## [Work to be completed]
Set down every record once more, exactly as given.

[Stored entries]

_ _ _

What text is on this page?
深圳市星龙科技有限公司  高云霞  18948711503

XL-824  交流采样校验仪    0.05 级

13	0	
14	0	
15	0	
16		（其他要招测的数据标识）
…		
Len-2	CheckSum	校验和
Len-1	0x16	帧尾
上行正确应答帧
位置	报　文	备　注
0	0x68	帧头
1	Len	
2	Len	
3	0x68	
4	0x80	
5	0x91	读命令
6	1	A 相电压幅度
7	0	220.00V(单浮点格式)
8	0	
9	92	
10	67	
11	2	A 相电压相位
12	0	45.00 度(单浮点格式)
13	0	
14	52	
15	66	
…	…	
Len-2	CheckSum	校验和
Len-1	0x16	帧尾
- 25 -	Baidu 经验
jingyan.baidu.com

_ _ _

## [Completed task]
What text is on this page?
深圳市星龙科技有限公司  高云霞  18948711503

XL-824  交流采样校验仪    0.05 级

13	0	
14	0	
15	0	
16		（其他要招测的数据标识）
…		
Len-2	CheckSum	校验和
Len-1	0x16	帧尾
上行正确应答帧
位置	报　文	备　注
0	0x68	帧头
1	Len	
2	Len	
3	0x68	
4	0x80	
5	0x91	读命令
6	1	A 相电压幅度
7	0	220.00V(单浮点格式)
8	0	
9	92	
10	67	
11	2	A 相电压相位
12	0	45.00 度(单浮点格式)
13	0	
14	52	
15	66	
…	…	
Len-2	CheckSum	校验和
Len-1	0x16	帧尾
- 25 -	Baidu 经验
jingyan.baidu.com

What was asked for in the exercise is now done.